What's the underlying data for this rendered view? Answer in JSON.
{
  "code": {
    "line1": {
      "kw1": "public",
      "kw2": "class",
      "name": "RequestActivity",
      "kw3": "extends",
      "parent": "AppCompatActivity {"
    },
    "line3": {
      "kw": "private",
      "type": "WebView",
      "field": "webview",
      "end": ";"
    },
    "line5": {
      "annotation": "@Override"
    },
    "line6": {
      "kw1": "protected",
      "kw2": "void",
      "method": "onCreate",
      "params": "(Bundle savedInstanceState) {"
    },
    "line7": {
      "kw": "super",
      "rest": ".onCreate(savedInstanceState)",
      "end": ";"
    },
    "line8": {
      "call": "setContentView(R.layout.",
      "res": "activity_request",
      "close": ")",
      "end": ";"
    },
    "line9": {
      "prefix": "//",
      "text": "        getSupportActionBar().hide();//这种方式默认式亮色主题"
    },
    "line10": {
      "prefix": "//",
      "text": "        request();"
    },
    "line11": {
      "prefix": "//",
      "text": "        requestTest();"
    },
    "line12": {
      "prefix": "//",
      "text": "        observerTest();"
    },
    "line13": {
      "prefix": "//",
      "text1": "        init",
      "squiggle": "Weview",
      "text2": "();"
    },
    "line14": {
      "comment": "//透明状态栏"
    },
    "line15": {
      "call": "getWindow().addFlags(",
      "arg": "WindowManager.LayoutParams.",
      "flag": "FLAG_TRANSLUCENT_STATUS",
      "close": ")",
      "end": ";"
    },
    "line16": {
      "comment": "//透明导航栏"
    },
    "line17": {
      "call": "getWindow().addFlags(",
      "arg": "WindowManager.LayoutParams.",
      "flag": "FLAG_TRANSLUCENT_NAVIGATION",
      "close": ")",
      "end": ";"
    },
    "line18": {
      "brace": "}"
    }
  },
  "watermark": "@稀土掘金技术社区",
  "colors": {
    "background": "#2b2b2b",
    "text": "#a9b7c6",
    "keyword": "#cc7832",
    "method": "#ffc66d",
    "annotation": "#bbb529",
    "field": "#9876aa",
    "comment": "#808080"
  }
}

* _Your task_
Give the listing again, word for word.

* _Written solution_
What's the underlying data for this rendered view? Answer in JSON.
{
  "code": {
    "line1": {
      "kw1": "public",
      "kw2": "class",
      "name": "RequestActivity",
      "kw3": "extends",
      "parent": "AppCompatActivity {"
    },
    "line3": {
      "kw": "private",
      "type": "WebView",
      "field": "webview",
      "end": ";"
    },
    "line5": {
      "annotation": "@Override"
    },
    "line6": {
      "kw1": "protected",
      "kw2": "void",
      "method": "onCreate",
      "params": "(Bundle savedInstanceState) {"
    },
    "line7": {
      "kw": "super",
      "rest": ".onCreate(savedInstanceState)",
      "end": ";"
    },
    "line8": {
      "call": "setContentView(R.layout.",
      "res": "activity_request",
      "close": ")",
      "end": ";"
    },
    "line9": {
      "prefix": "//",
      "text": "        getSupportActionBar().hide();//这种方式默认式亮色主题"
    },
    "line10": {
      "prefix": "//",
      "text": "        request();"
    },
    "line11": {
      "prefix": "//",
      "text": "        requestTest();"
    },
    "line12": {
      "prefix": "//",
      "text": "        observerTest();"
    },
    "line13": {
      "prefix": "//",
      "text1": "        init",
      "squiggle": "Weview",
      "text2": "();"
    },
    "line14": {
      "comment": "//透明状态栏"
    },
    "line15": {
      "call": "getWindow().addFlags(",
      "arg": "WindowManager.LayoutParams.",
      "flag": "FLAG_TRANSLUCENT_STATUS",
      "close": ")",
      "end": ";"
    },
    "line16": {
      "comment": "//透明导航栏"
    },
    "line17": {
      "call": "getWindow().addFlags(",
      "arg": "WindowManager.LayoutParams.",
      "flag": "FLAG_TRANSLUCENT_NAVIGATION",
      "close": ")",
      "end": ";"
    },
    "line18": {
      "brace": "}"
    }
  },
  "watermark": "@稀土掘金技术社区",
  "colors": {
    "background": "#2b2b2b",
    "text": "#a9b7c6",
    "keyword": "#cc7832",
    "method": "#ffc66d",
    "annotation": "#bbb529",
    "field": "#9876aa",
    "comment": "#808080"
  }
}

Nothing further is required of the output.